The Korean Journal of Physiology & Pharmacology : Official Journal of the Korean Physiological Society and the Korean Society of Pharmacology 2016; 20(6): 613-619.

Published online: 28 October 2016

DOI: https://doi.org/10.4196/kjpp.2016.20.6.613

Insulin-like growth factor-1 improves diabetic cardiomyopathy through antioxidative and anti-inflammatory processes along with modulation of Akt/GSK-3β signaling in rats

Cheng Yu Wang^#, Xiang Dan Li^#, Zhi Hong Hao, Dongyuan Xu

Center of Morphological Experiment, Medical College of Yanbian University, Yanji 133000, Jilin Province, China.

Correspondence: Dongyuan Xu. dyxu@ybu.edu.cn

Equal contributor:

^#These authors contributed equally to this work.

Received 22 April 2016 Revised 9 September 2016 Accepted 10 September 2016

(open-access, http://creativecommons.org/licenses/by-nc/4.0):

This is an Open Access article distributed under the terms of the Creative Commons Attribution Non-Commercial License (http://creativecommons.org/licenses/by-nc/4.0) which permits unrestricted non-commercial use, distribution, and reproduction in any medium, provided the original work is properly cited.

Abstract

Diabetic cardiomyopathy (DCM), a serious complication of diabetes mellitus, is associated with changes in myocardial structure and function. This study sought to explore the ability of insulin-like growth factor-1 (IGF-1) to modulate DCM and its related mechanisms. Twenty-four male Wistar rats were injected with streptozotocin (STZ, 60 mg/kg) to mimic diabetes mellitus. Myocardial fibrosis and apoptosis were evaluated by histopathologic analyses, and relevant proteins were analyzed by Western blotting. Inflammatory factors were assessed by ELISA. Markers of oxidative stress were tested by colorimetric analysis. Rats with DCM displayed decreased body weight, metabolic abnormalities, elevated apoptosis (as assessed by the bcl-2/bax ratio and TUNEL assays), increased fibrosis, increased markers of oxidative stress (MDA and SOD) and inflammatory factors (TNF-α and IL-1β), and decreased phosphorylation of Akt and glycogen synthase kinase (GSK-3β). IGF-1 treatment, however, attenuated the metabolic abnormalities and myocardial apoptosis, interstitial fibrosis, oxidative stress and inflammation seen in diabetic rats, while also increasing the phosphorylation levels of Akt and GSK-3β. These findings suggest that IGF-1 ameliorates the pathophysiological progress of DCM along with an activation of the Akt/GSK-3β signaling pathway. Our findings suggest that IGF-1 could be a potential therapeutic choice for controlling DCM.

_ _ _ _ _

◆ **STUDY QUESTIONS**:
1. Summarize the IGF-1 study passage in two sentences.
2. Write out the IGF-1 study passage word for word, starting at "DOI: https://doi.org/10.4196/kjpp.2016.20.6.613" and ending at "Jilin Province, China.".
The items that come next have no connection to the IGF-1 study passage.

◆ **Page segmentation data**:
_ _ _ _ _

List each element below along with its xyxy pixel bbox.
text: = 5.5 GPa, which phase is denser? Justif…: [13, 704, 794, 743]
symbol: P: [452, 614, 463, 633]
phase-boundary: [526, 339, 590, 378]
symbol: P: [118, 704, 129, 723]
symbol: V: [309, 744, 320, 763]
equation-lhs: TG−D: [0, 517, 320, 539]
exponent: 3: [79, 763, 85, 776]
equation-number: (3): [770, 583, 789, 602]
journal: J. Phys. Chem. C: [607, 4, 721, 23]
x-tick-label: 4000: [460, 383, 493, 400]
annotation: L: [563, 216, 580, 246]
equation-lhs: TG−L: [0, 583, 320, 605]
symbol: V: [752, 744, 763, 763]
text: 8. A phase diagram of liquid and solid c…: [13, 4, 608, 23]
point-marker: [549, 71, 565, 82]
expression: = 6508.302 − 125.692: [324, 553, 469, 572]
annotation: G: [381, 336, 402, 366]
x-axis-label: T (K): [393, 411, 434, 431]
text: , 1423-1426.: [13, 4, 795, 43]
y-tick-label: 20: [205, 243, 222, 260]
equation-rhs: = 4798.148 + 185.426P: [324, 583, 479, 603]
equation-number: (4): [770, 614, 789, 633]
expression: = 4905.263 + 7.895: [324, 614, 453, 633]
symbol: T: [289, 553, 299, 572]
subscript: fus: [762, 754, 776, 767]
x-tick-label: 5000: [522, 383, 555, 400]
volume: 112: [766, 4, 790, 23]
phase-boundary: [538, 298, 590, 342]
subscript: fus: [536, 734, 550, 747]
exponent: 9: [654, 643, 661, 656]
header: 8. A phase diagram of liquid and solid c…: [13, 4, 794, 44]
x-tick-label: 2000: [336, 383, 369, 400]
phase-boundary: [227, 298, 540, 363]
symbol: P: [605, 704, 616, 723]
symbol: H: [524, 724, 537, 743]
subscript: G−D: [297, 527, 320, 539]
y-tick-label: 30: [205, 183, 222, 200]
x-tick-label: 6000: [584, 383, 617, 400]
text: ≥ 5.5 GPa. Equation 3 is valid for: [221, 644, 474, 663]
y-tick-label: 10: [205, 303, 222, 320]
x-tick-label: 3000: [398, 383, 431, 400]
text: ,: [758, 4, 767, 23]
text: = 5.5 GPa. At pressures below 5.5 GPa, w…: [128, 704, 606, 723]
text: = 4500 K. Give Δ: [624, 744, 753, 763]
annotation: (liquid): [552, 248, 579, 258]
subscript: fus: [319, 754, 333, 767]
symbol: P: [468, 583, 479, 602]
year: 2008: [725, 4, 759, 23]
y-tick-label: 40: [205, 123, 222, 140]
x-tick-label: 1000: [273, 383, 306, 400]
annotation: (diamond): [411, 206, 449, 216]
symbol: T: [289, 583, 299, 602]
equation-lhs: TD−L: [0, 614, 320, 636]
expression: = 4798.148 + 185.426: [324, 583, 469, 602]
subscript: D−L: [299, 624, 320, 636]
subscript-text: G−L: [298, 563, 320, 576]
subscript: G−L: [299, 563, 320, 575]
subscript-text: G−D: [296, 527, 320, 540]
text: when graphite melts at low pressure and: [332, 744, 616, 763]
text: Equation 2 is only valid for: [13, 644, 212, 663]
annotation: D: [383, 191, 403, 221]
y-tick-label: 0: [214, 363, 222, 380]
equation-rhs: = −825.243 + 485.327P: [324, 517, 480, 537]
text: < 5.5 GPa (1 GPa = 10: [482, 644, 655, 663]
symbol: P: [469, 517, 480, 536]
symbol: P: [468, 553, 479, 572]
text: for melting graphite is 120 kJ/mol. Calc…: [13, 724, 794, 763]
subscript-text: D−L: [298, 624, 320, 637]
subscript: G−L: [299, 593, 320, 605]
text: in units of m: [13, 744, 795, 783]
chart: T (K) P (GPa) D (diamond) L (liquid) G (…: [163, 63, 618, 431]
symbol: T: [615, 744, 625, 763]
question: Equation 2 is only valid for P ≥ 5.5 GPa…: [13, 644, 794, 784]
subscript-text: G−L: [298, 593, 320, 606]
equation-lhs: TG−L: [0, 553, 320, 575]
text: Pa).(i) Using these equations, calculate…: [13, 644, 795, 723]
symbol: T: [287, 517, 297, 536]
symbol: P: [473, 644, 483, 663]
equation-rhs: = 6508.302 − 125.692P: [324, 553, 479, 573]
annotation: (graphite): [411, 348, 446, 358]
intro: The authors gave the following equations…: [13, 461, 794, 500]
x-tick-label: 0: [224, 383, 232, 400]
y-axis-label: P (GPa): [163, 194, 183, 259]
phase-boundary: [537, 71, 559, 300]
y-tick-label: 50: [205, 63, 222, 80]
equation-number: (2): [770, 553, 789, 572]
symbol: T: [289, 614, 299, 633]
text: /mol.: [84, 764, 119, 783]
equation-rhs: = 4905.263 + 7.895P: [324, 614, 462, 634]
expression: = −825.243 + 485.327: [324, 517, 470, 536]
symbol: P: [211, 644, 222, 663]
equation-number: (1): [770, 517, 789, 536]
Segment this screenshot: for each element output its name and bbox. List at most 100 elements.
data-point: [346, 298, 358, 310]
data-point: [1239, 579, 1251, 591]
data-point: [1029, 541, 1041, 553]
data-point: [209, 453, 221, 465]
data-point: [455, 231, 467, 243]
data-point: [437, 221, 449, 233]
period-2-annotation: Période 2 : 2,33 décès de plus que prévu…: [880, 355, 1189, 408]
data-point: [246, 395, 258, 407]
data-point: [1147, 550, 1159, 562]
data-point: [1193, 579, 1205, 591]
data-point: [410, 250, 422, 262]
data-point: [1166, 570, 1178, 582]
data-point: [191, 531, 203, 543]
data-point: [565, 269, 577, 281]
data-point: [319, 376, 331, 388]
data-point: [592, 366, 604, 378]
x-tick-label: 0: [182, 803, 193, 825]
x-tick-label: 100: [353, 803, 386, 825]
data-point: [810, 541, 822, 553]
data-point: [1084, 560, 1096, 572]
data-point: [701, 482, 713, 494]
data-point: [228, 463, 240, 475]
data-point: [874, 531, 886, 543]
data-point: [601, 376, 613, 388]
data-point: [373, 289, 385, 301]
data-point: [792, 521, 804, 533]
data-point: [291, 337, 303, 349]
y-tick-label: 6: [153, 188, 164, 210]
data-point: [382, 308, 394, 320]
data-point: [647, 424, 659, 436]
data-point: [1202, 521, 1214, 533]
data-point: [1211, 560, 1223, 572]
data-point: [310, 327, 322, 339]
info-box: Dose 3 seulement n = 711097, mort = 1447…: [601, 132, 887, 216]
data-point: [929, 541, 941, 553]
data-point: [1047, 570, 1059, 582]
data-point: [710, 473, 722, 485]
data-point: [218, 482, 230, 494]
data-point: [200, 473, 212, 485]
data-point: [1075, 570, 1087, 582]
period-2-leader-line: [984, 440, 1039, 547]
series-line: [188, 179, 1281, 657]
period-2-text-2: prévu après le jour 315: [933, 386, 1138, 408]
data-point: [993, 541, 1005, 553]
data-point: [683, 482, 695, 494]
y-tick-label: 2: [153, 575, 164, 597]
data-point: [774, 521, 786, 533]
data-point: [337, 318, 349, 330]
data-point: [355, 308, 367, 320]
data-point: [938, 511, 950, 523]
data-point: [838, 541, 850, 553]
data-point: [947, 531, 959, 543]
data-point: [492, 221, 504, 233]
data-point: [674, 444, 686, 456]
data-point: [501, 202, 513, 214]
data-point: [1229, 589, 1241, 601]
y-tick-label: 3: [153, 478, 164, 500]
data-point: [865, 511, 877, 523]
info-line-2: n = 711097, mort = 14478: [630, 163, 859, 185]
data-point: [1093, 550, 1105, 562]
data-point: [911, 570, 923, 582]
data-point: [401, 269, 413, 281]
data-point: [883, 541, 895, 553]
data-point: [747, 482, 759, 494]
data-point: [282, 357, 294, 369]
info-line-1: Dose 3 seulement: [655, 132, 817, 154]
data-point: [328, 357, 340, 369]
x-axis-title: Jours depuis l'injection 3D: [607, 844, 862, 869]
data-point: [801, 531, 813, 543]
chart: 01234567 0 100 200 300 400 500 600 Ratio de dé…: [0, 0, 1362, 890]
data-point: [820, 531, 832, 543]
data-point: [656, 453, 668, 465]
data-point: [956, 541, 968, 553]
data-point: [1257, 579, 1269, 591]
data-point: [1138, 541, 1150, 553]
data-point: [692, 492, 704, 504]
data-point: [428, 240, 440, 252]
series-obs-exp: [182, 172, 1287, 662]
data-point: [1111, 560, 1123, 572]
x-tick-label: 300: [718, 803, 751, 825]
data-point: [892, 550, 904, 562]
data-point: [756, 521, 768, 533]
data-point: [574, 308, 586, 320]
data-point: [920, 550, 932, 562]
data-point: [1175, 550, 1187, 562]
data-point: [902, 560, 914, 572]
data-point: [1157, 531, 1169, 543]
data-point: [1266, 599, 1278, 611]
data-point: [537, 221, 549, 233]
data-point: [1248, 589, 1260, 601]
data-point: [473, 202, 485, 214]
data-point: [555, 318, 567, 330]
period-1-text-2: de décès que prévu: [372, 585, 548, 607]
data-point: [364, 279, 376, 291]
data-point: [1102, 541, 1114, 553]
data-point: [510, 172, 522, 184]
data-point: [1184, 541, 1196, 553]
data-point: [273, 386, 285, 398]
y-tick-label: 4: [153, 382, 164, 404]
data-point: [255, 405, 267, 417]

_ _ _ _ _

◆ **ANSWERS GIVEN**:
1. In rats with streptozotocin-induced diabetes, diabetic cardiomyopathy was accompanied by metabolic abnormalities, increased myocardial apoptosis, fibrosis, oxidative stress and inflammation, and decreased phosphorylation of Akt and GSK-3β. Treatment with insulin-like growth factor-1 attenuated these changes while increasing Akt and GSK-3β phosphorylation, which suggests it could be a potential therapeutic choice for controlling diabetic cardiomyopathy.

2.
DOI: https://doi.org/10.4196/kjpp.2016.20.6.613

Insulin-like growth factor-1 improves diabetic cardiomyopathy through antioxidative and anti-inflammatory processes along with modulation of Akt/GSK-3β signaling in rats

Cheng Yu Wang^#, Xiang Dan Li^#, Zhi Hong Hao, Dongyuan Xu

Center of Morphological Experiment, Medical College of Yanbian University, Yanji 133000, Jilin Province, China.